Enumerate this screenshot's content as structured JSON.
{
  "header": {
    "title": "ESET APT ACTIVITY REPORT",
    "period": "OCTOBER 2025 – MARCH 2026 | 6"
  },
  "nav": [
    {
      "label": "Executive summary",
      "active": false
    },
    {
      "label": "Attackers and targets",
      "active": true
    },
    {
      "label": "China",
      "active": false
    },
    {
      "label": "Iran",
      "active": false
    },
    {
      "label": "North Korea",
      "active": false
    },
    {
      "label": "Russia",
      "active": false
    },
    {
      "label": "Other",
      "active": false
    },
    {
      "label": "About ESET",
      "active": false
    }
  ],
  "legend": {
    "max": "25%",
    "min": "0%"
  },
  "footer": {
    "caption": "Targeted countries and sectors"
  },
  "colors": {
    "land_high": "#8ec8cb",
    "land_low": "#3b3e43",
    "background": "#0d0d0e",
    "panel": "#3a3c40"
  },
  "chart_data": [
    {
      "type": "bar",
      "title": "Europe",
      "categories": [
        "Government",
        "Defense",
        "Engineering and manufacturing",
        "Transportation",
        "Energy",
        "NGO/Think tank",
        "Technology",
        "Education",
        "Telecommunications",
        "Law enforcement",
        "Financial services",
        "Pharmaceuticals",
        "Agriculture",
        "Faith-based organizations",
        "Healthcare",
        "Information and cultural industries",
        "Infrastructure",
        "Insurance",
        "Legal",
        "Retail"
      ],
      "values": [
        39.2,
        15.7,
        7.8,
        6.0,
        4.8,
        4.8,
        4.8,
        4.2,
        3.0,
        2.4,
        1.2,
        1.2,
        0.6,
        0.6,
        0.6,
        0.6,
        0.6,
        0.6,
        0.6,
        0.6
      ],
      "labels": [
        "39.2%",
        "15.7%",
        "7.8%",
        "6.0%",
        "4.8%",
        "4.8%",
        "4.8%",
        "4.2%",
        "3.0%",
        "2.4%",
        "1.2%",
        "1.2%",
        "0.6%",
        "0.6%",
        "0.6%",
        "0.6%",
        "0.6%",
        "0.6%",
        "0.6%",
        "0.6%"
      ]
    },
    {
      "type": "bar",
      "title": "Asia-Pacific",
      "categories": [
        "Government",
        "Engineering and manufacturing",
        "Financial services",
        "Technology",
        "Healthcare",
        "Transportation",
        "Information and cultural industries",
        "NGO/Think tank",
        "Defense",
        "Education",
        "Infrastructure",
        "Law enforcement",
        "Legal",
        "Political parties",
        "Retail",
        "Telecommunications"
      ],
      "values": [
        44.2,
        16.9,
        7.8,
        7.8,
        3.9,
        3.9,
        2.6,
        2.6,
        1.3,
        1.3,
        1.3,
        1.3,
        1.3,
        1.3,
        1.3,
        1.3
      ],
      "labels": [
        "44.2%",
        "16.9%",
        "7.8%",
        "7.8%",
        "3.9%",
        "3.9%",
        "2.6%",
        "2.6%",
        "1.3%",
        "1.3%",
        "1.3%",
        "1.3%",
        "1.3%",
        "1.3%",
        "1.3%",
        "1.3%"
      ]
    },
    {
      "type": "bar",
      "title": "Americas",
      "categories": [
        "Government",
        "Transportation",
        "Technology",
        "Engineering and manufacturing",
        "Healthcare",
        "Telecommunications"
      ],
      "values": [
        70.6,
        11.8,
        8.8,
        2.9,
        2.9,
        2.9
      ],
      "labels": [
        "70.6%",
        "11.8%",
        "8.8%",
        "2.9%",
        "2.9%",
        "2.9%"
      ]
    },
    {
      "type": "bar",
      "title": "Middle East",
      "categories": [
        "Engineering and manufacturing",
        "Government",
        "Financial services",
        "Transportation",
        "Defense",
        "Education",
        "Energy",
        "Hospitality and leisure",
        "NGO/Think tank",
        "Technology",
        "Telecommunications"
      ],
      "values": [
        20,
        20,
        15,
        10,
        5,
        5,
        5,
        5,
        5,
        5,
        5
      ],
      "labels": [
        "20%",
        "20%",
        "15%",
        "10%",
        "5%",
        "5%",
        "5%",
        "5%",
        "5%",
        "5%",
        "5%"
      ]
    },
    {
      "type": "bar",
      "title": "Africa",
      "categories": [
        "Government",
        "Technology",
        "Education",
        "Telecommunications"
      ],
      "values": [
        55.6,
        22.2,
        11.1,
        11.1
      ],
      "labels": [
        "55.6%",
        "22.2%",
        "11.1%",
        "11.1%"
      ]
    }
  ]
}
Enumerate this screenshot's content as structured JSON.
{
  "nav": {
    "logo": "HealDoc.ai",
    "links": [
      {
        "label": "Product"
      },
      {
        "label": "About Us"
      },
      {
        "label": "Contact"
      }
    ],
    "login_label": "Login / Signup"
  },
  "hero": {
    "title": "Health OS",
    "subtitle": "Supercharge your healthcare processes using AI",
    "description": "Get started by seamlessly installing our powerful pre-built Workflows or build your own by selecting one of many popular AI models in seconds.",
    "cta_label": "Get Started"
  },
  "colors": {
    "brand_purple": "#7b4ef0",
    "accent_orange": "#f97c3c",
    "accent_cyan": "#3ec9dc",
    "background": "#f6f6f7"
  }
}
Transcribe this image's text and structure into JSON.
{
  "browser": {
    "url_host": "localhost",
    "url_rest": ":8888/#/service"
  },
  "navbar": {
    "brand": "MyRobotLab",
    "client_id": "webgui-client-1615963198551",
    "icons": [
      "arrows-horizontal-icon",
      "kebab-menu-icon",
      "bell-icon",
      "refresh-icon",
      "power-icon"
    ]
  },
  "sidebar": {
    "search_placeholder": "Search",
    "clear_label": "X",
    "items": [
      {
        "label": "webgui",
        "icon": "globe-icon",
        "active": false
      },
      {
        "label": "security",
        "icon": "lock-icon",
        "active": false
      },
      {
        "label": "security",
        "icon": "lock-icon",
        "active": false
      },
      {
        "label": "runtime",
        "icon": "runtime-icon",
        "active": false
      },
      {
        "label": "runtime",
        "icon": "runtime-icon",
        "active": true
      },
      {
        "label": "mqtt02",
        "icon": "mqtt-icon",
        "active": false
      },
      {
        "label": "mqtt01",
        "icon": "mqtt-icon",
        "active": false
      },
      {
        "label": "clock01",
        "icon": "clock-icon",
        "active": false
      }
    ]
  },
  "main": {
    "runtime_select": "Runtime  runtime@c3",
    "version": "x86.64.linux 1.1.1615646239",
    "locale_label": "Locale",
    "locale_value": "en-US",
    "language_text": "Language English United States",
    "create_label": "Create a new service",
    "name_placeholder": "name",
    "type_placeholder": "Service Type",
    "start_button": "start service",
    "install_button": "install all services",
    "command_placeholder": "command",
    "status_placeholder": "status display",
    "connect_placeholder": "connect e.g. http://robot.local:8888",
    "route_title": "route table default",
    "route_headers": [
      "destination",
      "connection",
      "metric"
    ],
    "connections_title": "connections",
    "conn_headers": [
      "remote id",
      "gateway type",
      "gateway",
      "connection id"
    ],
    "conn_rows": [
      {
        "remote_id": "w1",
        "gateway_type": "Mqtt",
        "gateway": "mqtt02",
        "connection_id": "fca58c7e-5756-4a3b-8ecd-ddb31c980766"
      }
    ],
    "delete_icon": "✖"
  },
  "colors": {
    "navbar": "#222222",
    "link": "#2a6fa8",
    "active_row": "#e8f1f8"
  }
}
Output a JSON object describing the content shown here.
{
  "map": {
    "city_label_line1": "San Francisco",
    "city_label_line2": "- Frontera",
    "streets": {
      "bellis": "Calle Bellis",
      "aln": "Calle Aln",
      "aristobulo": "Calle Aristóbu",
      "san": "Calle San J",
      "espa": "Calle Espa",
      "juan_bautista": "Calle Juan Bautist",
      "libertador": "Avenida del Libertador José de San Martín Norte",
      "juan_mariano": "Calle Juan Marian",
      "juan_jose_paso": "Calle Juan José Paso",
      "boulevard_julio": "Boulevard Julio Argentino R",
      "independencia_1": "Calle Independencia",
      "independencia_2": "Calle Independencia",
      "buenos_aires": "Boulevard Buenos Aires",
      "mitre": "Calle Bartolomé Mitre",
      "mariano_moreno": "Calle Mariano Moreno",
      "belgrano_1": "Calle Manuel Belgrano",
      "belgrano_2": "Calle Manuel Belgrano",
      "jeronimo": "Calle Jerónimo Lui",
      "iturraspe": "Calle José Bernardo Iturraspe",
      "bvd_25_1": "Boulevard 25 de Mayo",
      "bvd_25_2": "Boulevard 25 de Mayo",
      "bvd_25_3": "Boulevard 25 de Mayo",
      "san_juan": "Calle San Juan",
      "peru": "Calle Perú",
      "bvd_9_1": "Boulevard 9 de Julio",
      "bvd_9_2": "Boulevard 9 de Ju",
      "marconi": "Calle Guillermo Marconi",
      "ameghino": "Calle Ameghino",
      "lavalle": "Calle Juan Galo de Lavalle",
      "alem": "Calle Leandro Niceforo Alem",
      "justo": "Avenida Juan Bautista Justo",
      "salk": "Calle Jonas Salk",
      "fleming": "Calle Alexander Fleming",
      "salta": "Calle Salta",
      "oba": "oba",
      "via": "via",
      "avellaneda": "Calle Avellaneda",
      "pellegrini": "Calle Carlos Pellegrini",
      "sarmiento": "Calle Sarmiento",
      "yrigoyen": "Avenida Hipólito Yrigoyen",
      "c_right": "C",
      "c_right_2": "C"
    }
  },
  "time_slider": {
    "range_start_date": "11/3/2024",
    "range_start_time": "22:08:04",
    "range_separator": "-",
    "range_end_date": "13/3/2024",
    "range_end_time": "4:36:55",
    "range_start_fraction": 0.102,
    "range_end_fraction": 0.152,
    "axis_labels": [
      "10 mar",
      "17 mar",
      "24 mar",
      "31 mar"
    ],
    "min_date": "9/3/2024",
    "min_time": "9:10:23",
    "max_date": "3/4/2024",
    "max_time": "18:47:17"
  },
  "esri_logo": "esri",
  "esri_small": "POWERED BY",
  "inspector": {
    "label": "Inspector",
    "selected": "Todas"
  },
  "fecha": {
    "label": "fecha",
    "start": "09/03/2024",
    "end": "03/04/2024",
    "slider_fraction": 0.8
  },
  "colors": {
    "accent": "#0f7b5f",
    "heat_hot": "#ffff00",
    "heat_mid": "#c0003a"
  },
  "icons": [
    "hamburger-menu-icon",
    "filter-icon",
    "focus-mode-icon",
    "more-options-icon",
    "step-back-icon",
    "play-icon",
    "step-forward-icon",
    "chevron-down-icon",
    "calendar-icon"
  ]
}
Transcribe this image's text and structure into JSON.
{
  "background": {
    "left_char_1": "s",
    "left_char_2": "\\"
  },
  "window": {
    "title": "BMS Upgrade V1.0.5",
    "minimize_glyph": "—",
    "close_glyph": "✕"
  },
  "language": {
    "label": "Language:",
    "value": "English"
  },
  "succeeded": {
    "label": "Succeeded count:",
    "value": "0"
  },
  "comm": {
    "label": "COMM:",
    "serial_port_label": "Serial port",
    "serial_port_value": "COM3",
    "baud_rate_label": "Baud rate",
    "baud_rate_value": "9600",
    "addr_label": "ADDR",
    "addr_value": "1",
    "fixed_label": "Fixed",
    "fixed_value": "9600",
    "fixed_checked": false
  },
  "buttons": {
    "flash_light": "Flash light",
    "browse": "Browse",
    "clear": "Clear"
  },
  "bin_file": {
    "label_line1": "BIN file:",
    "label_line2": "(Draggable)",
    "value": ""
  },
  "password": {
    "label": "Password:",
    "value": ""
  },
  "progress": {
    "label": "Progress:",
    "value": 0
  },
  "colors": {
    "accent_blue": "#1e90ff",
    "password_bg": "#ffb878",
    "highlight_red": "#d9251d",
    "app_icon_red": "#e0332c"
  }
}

-=-=-

• _Stated goal_: Count every line in the preceding entries where the string "Belgrano" appears, then state only the total.

• _Completed exercise_: 2